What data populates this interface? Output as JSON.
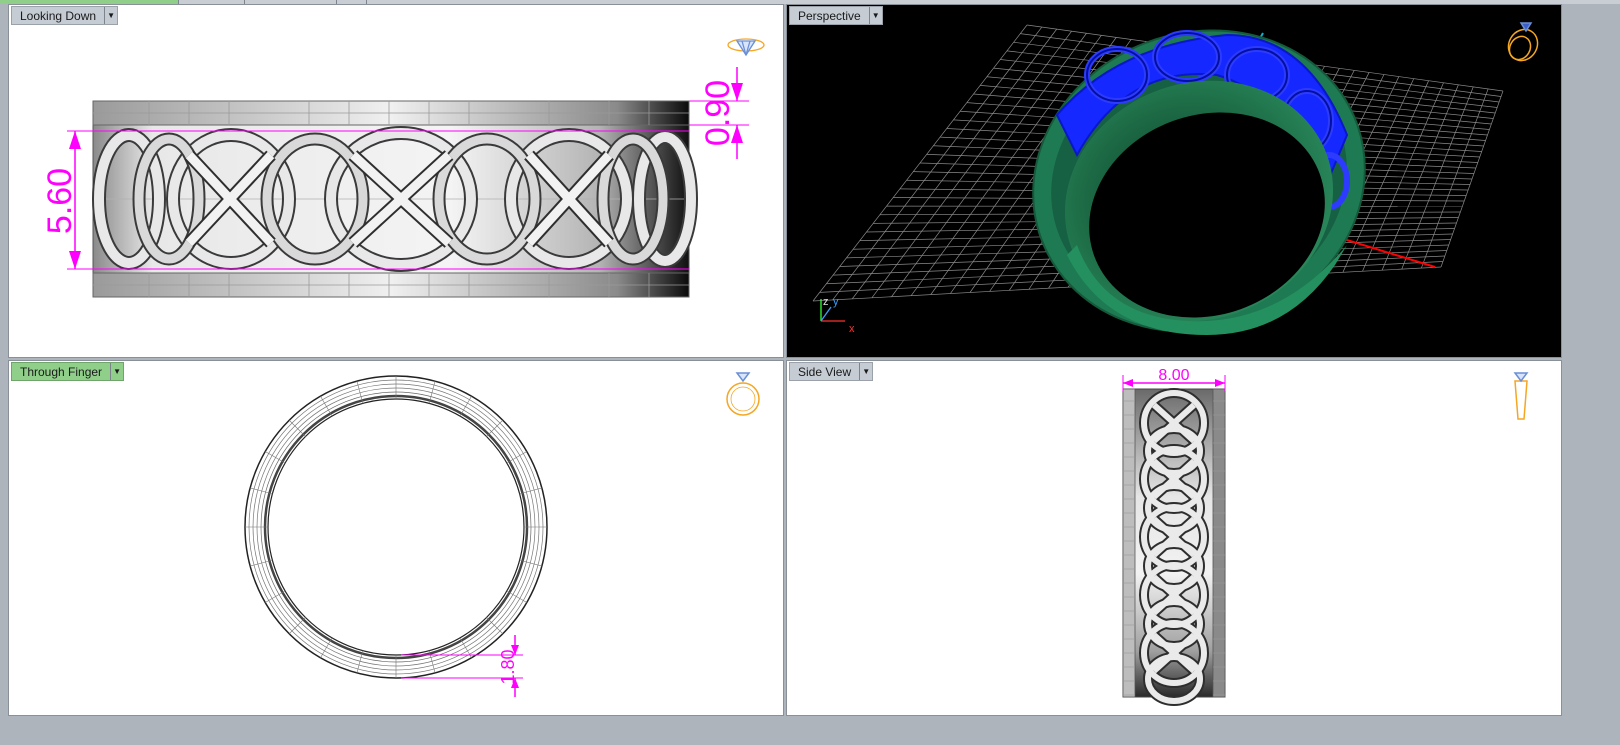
{
  "viewports": {
    "top": {
      "label": "Looking Down"
    },
    "perspective": {
      "label": "Perspective"
    },
    "front": {
      "label": "Through Finger"
    },
    "side": {
      "label": "Side View"
    }
  },
  "dimensions": {
    "height_left": "5.60",
    "height_right": "0.90",
    "thickness": "1.80",
    "width": "8.00"
  },
  "axis_labels": {
    "z": "z",
    "y": "y",
    "x": "x"
  },
  "icons": {
    "dropdown": "dropdown-arrow-icon",
    "top_gizmo": "ring-top-gizmo-icon",
    "persp_gizmo": "ring-perspective-gizmo-icon",
    "front_gizmo": "ring-front-gizmo-icon",
    "side_gizmo": "ring-side-gizmo-icon"
  },
  "colors": {
    "dimension": "#ff00ff",
    "ring_green": "#1f7a52",
    "pattern_blue": "#1428ff",
    "gizmo_orange": "#f5a623",
    "active_tab": "#8fcf8a"
  }
}
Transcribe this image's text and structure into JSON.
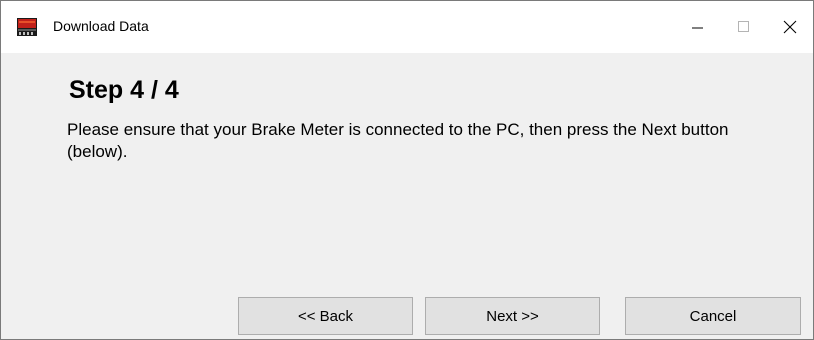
{
  "window": {
    "title": "Download Data",
    "controls": {
      "minimize_icon": "minimize-icon",
      "maximize_icon": "maximize-icon",
      "close_icon": "close-icon"
    }
  },
  "content": {
    "step_title": "Step 4 / 4",
    "instructions": "Please ensure that your Brake Meter is connected to the PC, then press the Next button (below)."
  },
  "buttons": {
    "back_label": "<< Back",
    "next_label": "Next >>",
    "cancel_label": "Cancel"
  },
  "colors": {
    "titlebar_bg": "#ffffff",
    "dialog_bg": "#f0f0f0",
    "button_bg": "#e1e1e1",
    "button_border": "#adadad"
  }
}
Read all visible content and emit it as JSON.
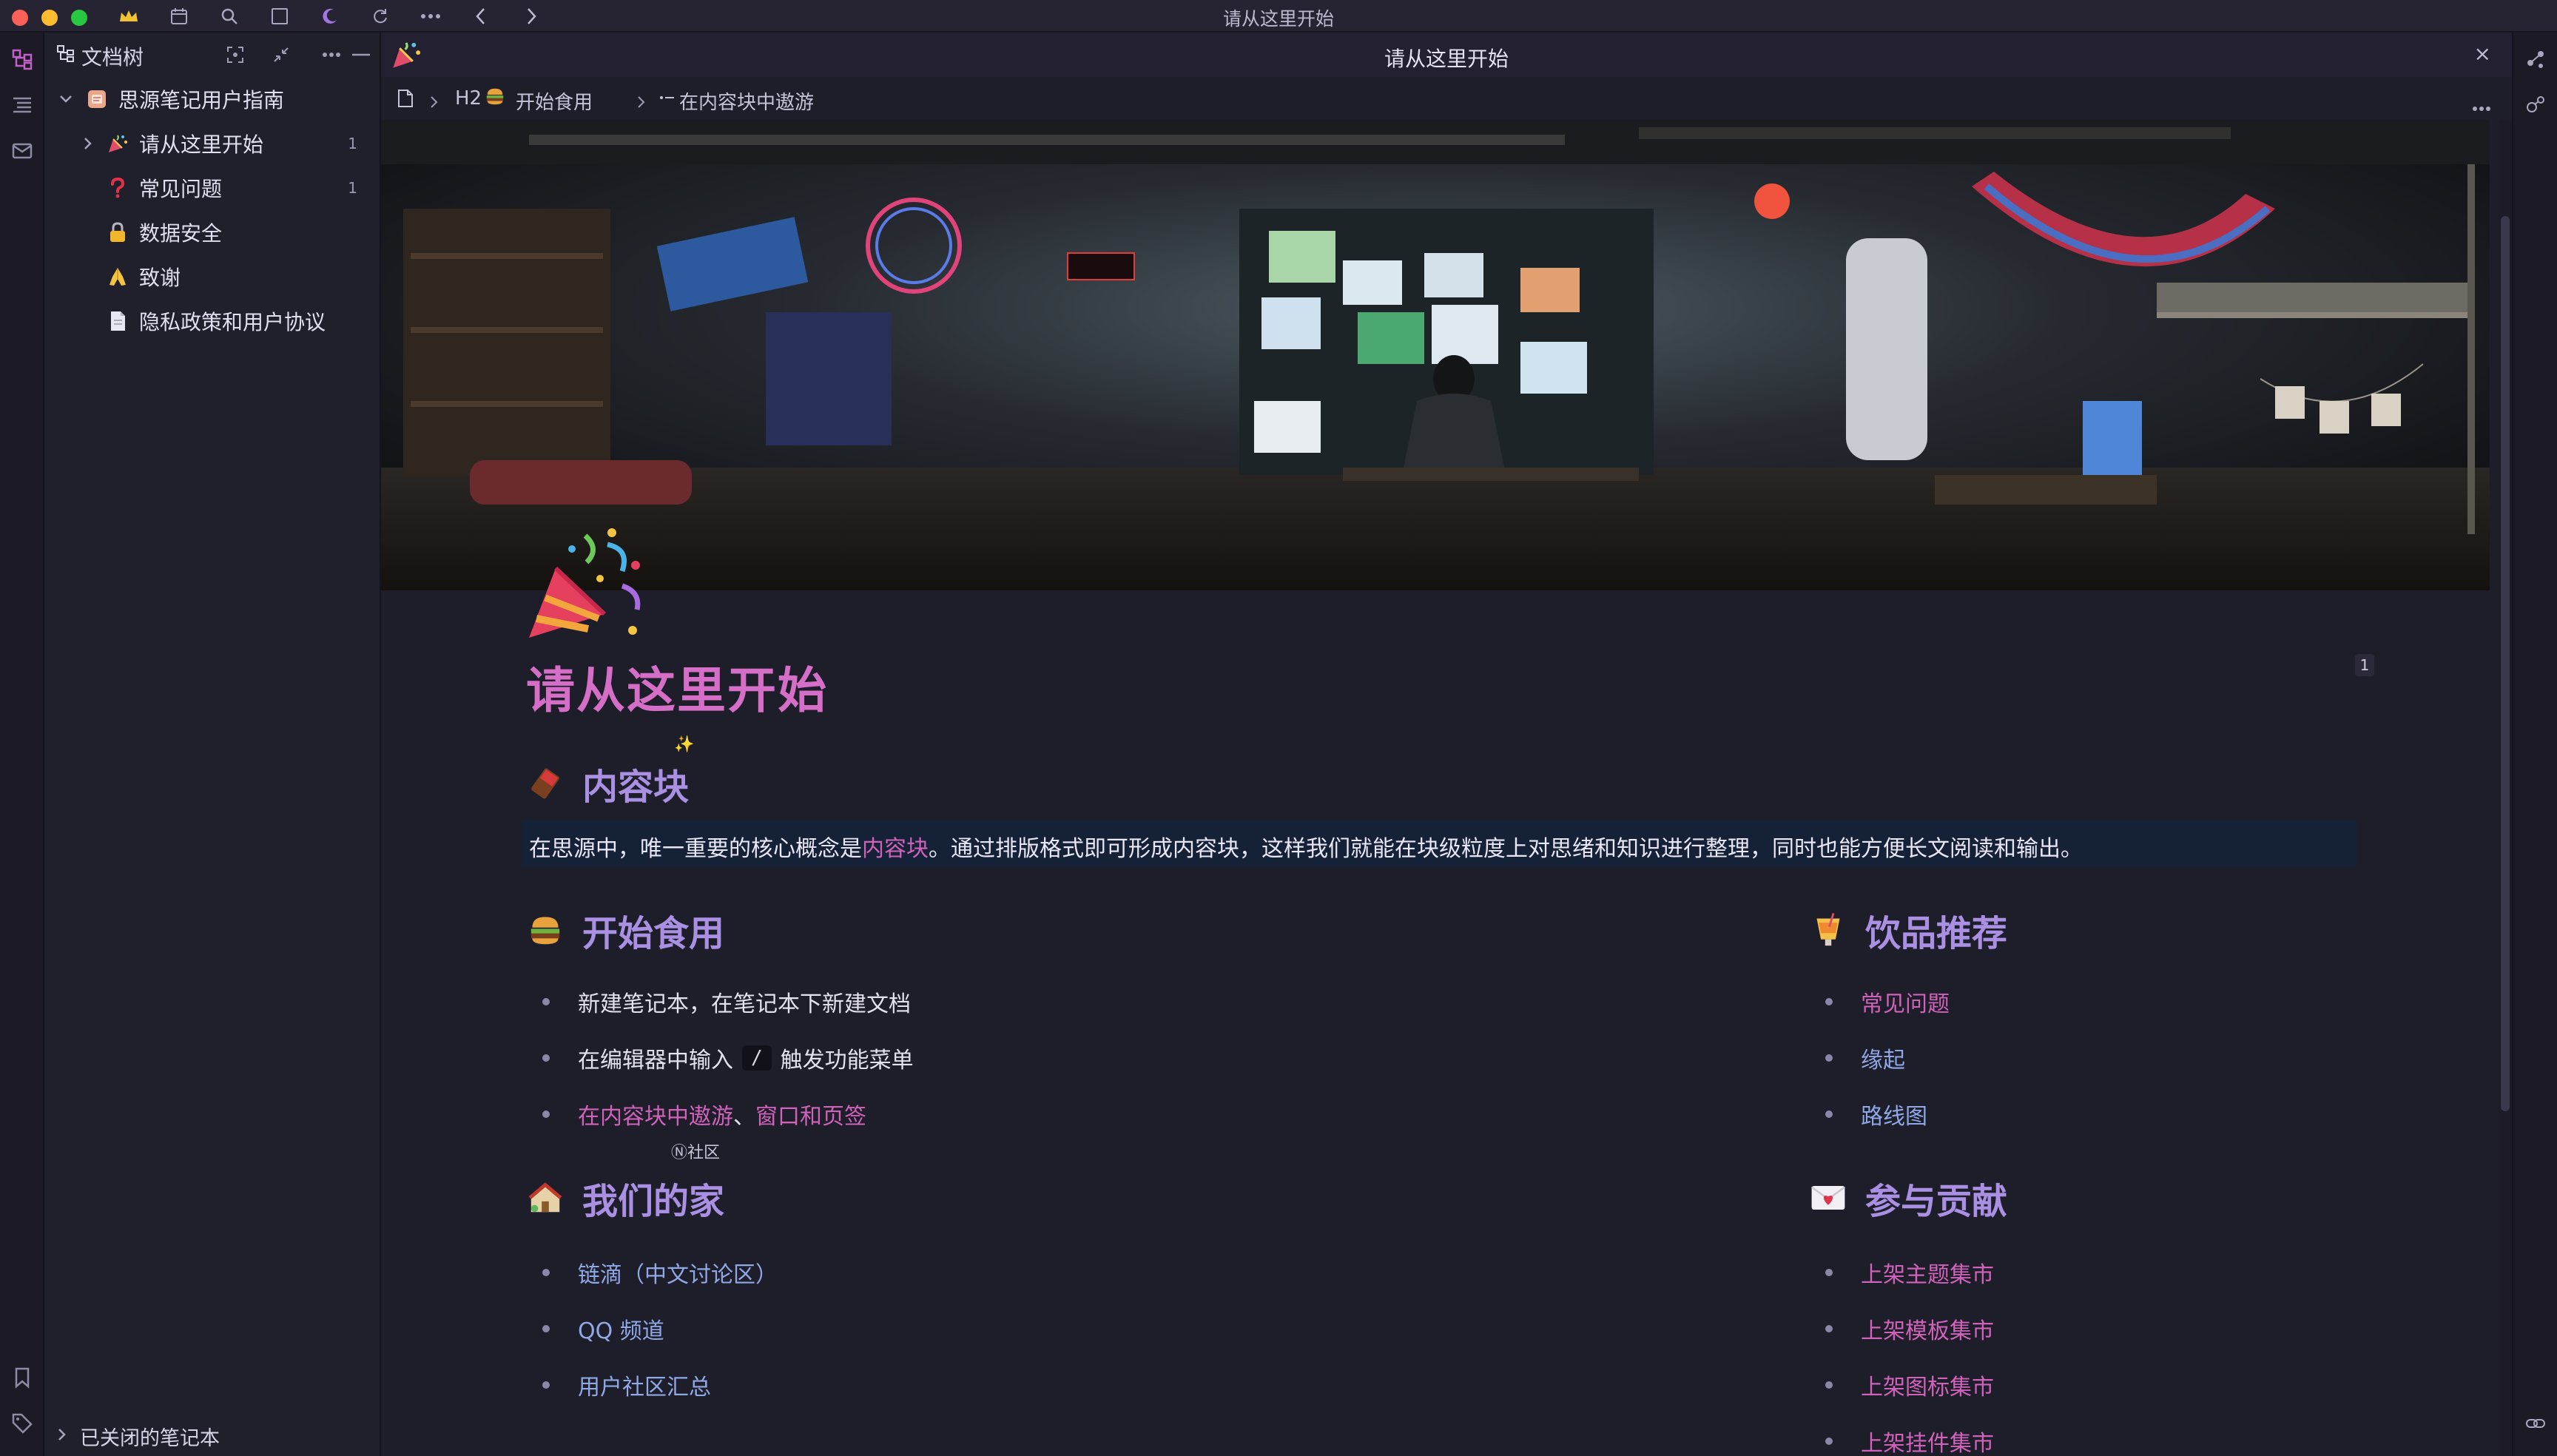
{
  "window": {
    "title": "请从这里开始"
  },
  "filetree": {
    "title": "文档树",
    "notebook": "思源笔记用户指南",
    "items": [
      {
        "label": "请从这里开始",
        "count": "1",
        "icon": "party-popper"
      },
      {
        "label": "常见问题",
        "count": "1",
        "icon": "question-mark"
      },
      {
        "label": "数据安全",
        "icon": "lock"
      },
      {
        "label": "致谢",
        "icon": "folded-hands"
      },
      {
        "label": "隐私政策和用户协议",
        "icon": "document"
      }
    ],
    "closed_notebooks": "已关闭的笔记本"
  },
  "editor": {
    "tab_title": "请从这里开始",
    "breadcrumb": {
      "h2_label": "H2",
      "section": "开始食用",
      "current": "在内容块中遨游"
    },
    "doc_title": "请从这里开始",
    "title_badge": "1",
    "sections": {
      "content_block": {
        "heading": "内容块",
        "para_before": "在思源中，唯一重要的核心概念是",
        "para_link": "内容块",
        "para_after": "。通过排版格式即可形成内容块，这样我们就能在块级粒度上对思绪和知识进行整理，同时也能方便长文阅读和输出。"
      },
      "getting_started": {
        "heading": "开始食用",
        "item1": "新建笔记本，在笔记本下新建文档",
        "item2_before": "在编辑器中输入",
        "item2_kbd": "/",
        "item2_after": "触发功能菜单",
        "item3_link1": "在内容块中遨游",
        "item3_sep": "、",
        "item3_link2": "窗口和页签"
      },
      "drinks": {
        "heading": "饮品推荐",
        "items": [
          "常见问题",
          "缘起",
          "路线图"
        ]
      },
      "home": {
        "heading": "我们的家",
        "tag": "Ⓝ社区",
        "items": [
          "链滴（中文讨论区）",
          "QQ 频道",
          "用户社区汇总"
        ]
      },
      "contribute": {
        "heading": "参与贡献",
        "items": [
          "上架主题集市",
          "上架模板集市",
          "上架图标集市",
          "上架挂件集市"
        ]
      }
    }
  },
  "colors": {
    "accent_pink": "#d46ec6",
    "heading_purple": "#a990e3",
    "link_blue": "#8fa8e6",
    "para_bg": "#152136"
  }
}
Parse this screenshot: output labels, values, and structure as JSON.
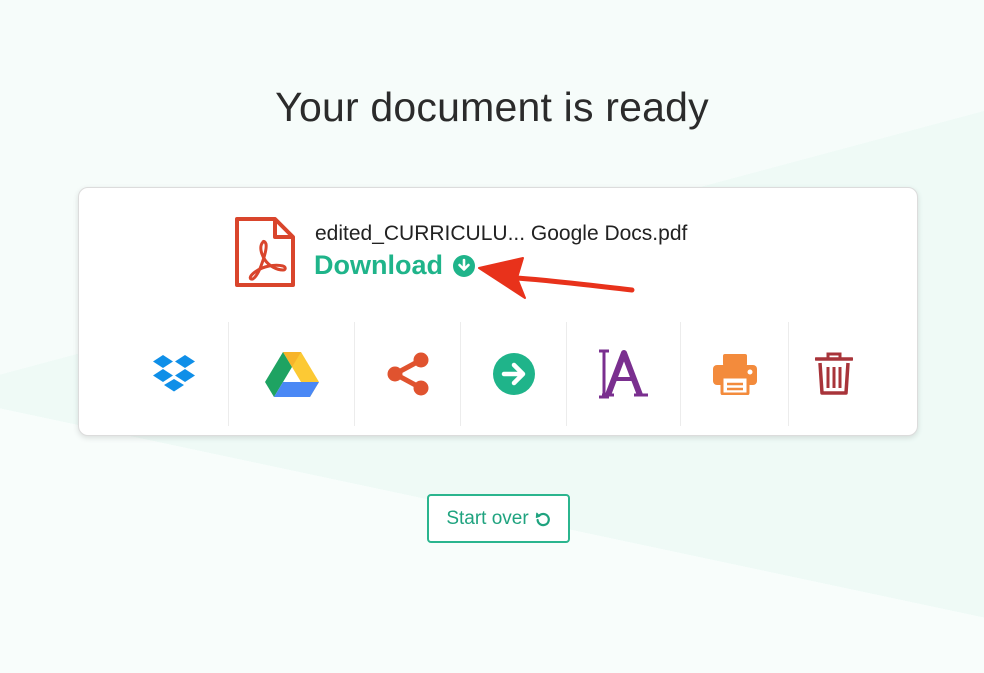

########################################

Reproduce every line precisely as given, omitting all pictures.

◆ **Finished exercise**:
What data populates this interface? Output as JSON.
{
  "viewports": {
    "top": {
      "label": "Looking Down"
    },
    "perspective": {
      "label": "Perspective"
    },
    "front": {
      "label": "Through Finger"
    },
    "side": {
      "label": "Side View"
    }
  },
  "dimensions": {
    "height_left": "5.60",
    "height_right": "0.90",
    "thickness": "1.80",
    "width": "8.00"
  },
  "axis_labels": {
    "z": "z",
    "y": "y",
    "x": "x"
  },
  "icons": {
    "dropdown": "dropdown-arrow-icon",
    "top_gizmo": "ring-top-gizmo-icon",
    "persp_gizmo": "ring-perspective-gizmo-icon",
    "front_gizmo": "ring-front-gizmo-icon",
    "side_gizmo": "ring-side-gizmo-icon"
  },
  "colors": {
    "dimension": "#ff00ff",
    "ring_green": "#1f7a52",
    "pattern_blue": "#1428ff",
    "gizmo_orange": "#f5a623",
    "active_tab": "#8fcf8a"
  }
}
Transcribe this image's text and structure into JSON.
{
  "window": {
    "title": "Download Data",
    "controls": {
      "minimize_icon": "minimize-icon",
      "maximize_icon": "maximize-icon",
      "close_icon": "close-icon"
    }
  },
  "content": {
    "step_title": "Step 4 / 4",
    "instructions": "Please ensure that your Brake Meter is connected to the PC, then press the Next button (below)."
  },
  "buttons": {
    "back_label": "<< Back",
    "next_label": "Next >>",
    "cancel_label": "Cancel"
  },
  "colors": {
    "titlebar_bg": "#ffffff",
    "dialog_bg": "#f0f0f0",
    "button_bg": "#e1e1e1",
    "button_border": "#adadad"
  }
}
Read all visible content and emit it as JSON.
{
  "window": {
    "title": "请从这里开始"
  },
  "filetree": {
    "title": "文档树",
    "notebook": "思源笔记用户指南",
    "items": [
      {
        "label": "请从这里开始",
        "count": "1",
        "icon": "party-popper"
      },
      {
        "label": "常见问题",
        "count": "1",
        "icon": "question-mark"
      },
      {
        "label": "数据安全",
        "icon": "lock"
      },
      {
        "label": "致谢",
        "icon": "folded-hands"
      },
      {
        "label": "隐私政策和用户协议",
        "icon": "document"
      }
    ],
    "closed_notebooks": "已关闭的笔记本"
  },
  "editor": {
    "tab_title": "请从这里开始",
    "breadcrumb": {
      "h2_label": "H2",
      "section": "开始食用",
      "current": "在内容块中遨游"
    },
    "doc_title": "请从这里开始",
    "title_badge": "1",
    "sections": {
      "content_block": {
        "heading": "内容块",
        "para_before": "在思源中，唯一重要的核心概念是",
        "para_link": "内容块",
        "para_after": "。通过排版格式即可形成内容块，这样我们就能在块级粒度上对思绪和知识进行整理，同时也能方便长文阅读和输出。"
      },
      "getting_started": {
        "heading": "开始食用",
        "item1": "新建笔记本，在笔记本下新建文档",
        "item2_before": "在编辑器中输入",
        "item2_kbd": "/",
        "item2_after": "触发功能菜单",
        "item3_link1": "在内容块中遨游",
        "item3_sep": "、",
        "item3_link2": "窗口和页签"
      },
      "drinks": {
        "heading": "饮品推荐",
        "items": [
          "常见问题",
          "缘起",
          "路线图"
        ]
      },
      "home": {
        "heading": "我们的家",
        "tag": "Ⓝ社区",
        "items": [
          "链滴（中文讨论区）",
          "QQ 频道",
          "用户社区汇总"
        ]
      },
      "contribute": {
        "heading": "参与贡献",
        "items": [
          "上架主题集市",
          "上架模板集市",
          "上架图标集市",
          "上架挂件集市"
        ]
      }
    }
  },
  "colors": {
    "accent_pink": "#d46ec6",
    "heading_purple": "#a990e3",
    "link_blue": "#8fa8e6",
    "para_bg": "#152136"
  }
}
Parse this screenshot: output labels, values, and structure as JSON.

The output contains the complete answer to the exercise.